Page text entries ->
════

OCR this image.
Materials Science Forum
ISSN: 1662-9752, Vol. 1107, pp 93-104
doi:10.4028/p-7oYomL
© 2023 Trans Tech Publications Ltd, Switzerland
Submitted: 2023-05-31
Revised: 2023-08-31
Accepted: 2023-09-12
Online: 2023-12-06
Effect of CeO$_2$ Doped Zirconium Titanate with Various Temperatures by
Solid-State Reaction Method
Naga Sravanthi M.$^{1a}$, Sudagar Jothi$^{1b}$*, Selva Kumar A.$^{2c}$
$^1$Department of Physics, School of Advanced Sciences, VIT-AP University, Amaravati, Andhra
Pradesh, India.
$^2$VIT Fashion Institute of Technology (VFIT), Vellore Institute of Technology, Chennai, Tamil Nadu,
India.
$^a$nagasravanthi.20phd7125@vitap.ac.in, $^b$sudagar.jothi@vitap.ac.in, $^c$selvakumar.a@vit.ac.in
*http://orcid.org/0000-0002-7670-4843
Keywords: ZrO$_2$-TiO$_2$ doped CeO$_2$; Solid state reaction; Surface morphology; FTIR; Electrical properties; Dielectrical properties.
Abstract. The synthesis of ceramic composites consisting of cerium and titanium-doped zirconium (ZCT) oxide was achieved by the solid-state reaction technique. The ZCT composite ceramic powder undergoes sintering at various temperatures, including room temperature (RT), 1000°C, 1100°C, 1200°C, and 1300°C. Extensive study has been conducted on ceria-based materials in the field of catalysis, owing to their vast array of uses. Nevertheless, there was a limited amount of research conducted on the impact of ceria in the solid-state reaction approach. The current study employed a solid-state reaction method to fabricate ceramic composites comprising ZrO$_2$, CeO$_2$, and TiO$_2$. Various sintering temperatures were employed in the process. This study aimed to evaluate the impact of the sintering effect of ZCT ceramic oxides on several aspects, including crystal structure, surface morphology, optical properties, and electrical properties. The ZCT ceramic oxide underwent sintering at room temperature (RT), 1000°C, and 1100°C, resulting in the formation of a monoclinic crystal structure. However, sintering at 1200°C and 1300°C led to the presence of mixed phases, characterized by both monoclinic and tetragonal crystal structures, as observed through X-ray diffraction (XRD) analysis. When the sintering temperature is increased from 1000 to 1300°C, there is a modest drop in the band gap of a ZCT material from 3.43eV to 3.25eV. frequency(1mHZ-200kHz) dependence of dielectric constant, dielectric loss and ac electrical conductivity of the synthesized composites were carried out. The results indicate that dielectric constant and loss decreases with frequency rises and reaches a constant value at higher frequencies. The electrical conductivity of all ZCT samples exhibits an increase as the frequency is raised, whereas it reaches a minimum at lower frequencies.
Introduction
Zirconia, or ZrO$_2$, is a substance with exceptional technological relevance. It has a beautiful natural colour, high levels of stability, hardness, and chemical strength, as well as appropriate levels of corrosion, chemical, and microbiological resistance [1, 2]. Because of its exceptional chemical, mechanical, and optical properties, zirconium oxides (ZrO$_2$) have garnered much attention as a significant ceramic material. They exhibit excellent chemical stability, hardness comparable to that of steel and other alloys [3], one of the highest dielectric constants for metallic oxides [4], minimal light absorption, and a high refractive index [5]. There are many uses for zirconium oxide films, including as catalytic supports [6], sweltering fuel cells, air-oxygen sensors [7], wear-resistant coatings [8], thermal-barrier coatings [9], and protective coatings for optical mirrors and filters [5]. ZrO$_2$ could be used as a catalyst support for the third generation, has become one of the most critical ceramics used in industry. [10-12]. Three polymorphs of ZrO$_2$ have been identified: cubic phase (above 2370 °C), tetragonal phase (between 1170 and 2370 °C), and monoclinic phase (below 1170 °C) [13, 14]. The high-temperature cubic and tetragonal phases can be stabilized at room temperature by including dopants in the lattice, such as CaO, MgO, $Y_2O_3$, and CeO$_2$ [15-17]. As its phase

════

Try it -> An exact repetition of all the records above is required.

Task result ->
OCR this image.
Materials Science Forum
ISSN: 1662-9752, Vol. 1107, pp 93-104
doi:10.4028/p-7oYomL
© 2023 Trans Tech Publications Ltd, Switzerland
Submitted: 2023-05-31
Revised: 2023-08-31
Accepted: 2023-09-12
Online: 2023-12-06
Effect of CeO$_2$ Doped Zirconium Titanate with Various Temperatures by
Solid-State Reaction Method
Naga Sravanthi M.$^{1a}$, Sudagar Jothi$^{1b}$*, Selva Kumar A.$^{2c}$
$^1$Department of Physics, School of Advanced Sciences, VIT-AP University, Amaravati, Andhra
Pradesh, India.
$^2$VIT Fashion Institute of Technology (VFIT), Vellore Institute of Technology, Chennai, Tamil Nadu,
India.
$^a$nagasravanthi.20phd7125@vitap.ac.in, $^b$sudagar.jothi@vitap.ac.in, $^c$selvakumar.a@vit.ac.in
*http://orcid.org/0000-0002-7670-4843
Keywords: ZrO$_2$-TiO$_2$ doped CeO$_2$; Solid state reaction; Surface morphology; FTIR; Electrical properties; Dielectrical properties.
Abstract. The synthesis of ceramic composites consisting of cerium and titanium-doped zirconium (ZCT) oxide was achieved by the solid-state reaction technique. The ZCT composite ceramic powder undergoes sintering at various temperatures, including room temperature (RT), 1000°C, 1100°C, 1200°C, and 1300°C. Extensive study has been conducted on ceria-based materials in the field of catalysis, owing to their vast array of uses. Nevertheless, there was a limited amount of research conducted on the impact of ceria in the solid-state reaction approach. The current study employed a solid-state reaction method to fabricate ceramic composites comprising ZrO$_2$, CeO$_2$, and TiO$_2$. Various sintering temperatures were employed in the process. This study aimed to evaluate the impact of the sintering effect of ZCT ceramic oxides on several aspects, including crystal structure, surface morphology, optical properties, and electrical properties. The ZCT ceramic oxide underwent sintering at room temperature (RT), 1000°C, and 1100°C, resulting in the formation of a monoclinic crystal structure. However, sintering at 1200°C and 1300°C led to the presence of mixed phases, characterized by both monoclinic and tetragonal crystal structures, as observed through X-ray diffraction (XRD) analysis. When the sintering temperature is increased from 1000 to 1300°C, there is a modest drop in the band gap of a ZCT material from 3.43eV to 3.25eV. frequency(1mHZ-200kHz) dependence of dielectric constant, dielectric loss and ac electrical conductivity of the synthesized composites were carried out. The results indicate that dielectric constant and loss decreases with frequency rises and reaches a constant value at higher frequencies. The electrical conductivity of all ZCT samples exhibits an increase as the frequency is raised, whereas it reaches a minimum at lower frequencies.
Introduction
Zirconia, or ZrO$_2$, is a substance with exceptional technological relevance. It has a beautiful natural colour, high levels of stability, hardness, and chemical strength, as well as appropriate levels of corrosion, chemical, and microbiological resistance [1, 2]. Because of its exceptional chemical, mechanical, and optical properties, zirconium oxides (ZrO$_2$) have garnered much attention as a significant ceramic material. They exhibit excellent chemical stability, hardness comparable to that of steel and other alloys [3], one of the highest dielectric constants for metallic oxides [4], minimal light absorption, and a high refractive index [5]. There are many uses for zirconium oxide films, including as catalytic supports [6], sweltering fuel cells, air-oxygen sensors [7], wear-resistant coatings [8], thermal-barrier coatings [9], and protective coatings for optical mirrors and filters [5]. ZrO$_2$ could be used as a catalyst support for the third generation, has become one of the most critical ceramics used in industry. [10-12]. Three polymorphs of ZrO$_2$ have been identified: cubic phase (above 2370 °C), tetragonal phase (between 1170 and 2370 °C), and monoclinic phase (below 1170 °C) [13, 14]. The high-temperature cubic and tetragonal phases can be stabilized at room temperature by including dopants in the lattice, such as CaO, MgO, $Y_2O_3$, and CeO$_2$ [15-17]. As its phase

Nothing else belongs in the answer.